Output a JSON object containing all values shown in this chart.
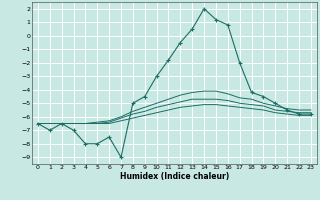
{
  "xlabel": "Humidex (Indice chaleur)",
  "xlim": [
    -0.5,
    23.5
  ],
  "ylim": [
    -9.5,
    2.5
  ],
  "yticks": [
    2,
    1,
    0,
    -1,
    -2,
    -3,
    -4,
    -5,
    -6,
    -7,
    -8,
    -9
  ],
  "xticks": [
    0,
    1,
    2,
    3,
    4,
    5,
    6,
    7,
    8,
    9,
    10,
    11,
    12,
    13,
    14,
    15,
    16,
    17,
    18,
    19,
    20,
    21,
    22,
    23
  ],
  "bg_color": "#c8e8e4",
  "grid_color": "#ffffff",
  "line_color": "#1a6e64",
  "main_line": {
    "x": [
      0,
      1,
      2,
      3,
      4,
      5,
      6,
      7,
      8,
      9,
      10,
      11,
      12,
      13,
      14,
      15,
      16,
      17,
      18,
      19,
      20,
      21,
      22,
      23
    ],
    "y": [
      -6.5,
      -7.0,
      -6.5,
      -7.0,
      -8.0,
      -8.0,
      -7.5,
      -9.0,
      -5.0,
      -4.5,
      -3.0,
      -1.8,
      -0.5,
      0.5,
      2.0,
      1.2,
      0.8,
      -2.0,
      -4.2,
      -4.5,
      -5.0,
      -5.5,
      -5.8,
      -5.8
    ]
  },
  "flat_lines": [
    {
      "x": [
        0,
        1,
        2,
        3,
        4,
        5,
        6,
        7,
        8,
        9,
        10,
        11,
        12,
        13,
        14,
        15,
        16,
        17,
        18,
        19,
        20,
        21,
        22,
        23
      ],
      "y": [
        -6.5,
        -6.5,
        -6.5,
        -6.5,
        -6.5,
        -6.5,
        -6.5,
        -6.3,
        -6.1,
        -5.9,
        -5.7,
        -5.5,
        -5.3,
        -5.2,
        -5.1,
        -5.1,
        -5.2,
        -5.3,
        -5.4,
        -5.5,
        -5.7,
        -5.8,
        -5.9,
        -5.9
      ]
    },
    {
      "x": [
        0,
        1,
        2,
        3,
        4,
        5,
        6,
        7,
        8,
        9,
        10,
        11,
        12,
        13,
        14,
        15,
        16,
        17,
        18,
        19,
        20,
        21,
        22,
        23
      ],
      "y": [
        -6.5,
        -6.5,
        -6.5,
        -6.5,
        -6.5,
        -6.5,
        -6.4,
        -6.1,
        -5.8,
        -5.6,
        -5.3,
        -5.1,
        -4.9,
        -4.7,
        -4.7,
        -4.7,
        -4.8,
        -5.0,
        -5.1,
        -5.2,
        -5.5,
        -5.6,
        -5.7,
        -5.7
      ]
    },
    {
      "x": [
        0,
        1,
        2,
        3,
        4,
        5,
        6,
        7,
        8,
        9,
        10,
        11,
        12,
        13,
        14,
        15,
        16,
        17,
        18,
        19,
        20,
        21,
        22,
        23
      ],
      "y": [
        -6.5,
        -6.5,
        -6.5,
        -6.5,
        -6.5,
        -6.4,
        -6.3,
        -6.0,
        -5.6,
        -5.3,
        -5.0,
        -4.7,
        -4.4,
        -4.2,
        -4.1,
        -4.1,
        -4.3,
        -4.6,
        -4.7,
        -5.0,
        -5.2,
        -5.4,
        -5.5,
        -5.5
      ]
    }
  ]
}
————
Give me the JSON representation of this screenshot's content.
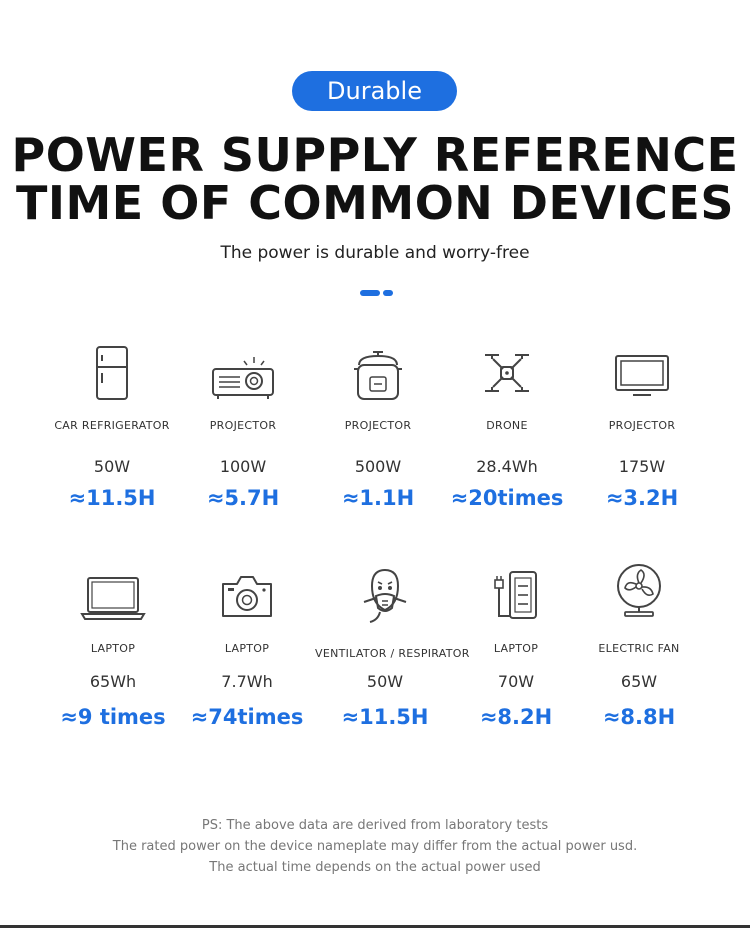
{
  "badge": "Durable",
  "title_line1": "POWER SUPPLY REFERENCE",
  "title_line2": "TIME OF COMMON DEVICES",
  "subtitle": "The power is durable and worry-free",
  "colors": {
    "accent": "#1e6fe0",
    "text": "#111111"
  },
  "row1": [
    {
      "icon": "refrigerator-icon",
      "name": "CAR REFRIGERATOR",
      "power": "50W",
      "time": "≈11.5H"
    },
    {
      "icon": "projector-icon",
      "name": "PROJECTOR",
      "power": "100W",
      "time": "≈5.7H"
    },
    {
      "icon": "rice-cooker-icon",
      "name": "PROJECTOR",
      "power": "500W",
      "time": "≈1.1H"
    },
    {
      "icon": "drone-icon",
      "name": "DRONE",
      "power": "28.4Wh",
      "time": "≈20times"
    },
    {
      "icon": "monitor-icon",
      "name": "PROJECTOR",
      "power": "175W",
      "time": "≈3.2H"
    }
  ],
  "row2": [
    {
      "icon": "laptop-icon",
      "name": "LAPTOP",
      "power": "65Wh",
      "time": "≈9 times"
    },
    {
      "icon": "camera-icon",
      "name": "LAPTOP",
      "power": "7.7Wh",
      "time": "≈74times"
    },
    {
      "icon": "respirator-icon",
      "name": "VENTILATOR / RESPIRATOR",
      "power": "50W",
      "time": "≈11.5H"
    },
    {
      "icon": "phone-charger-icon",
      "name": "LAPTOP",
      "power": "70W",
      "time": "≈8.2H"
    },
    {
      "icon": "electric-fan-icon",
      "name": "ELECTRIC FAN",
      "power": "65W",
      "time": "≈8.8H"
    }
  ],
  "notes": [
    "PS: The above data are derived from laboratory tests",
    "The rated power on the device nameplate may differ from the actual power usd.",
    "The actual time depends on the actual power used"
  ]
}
————
▶ AIM OF THE TASK
Show the lines that mention the word "JSON".

▶ OUTPUT
Output a JSON object containing all values shown in this chart.
Give me the JSON representation of this screenshot's content.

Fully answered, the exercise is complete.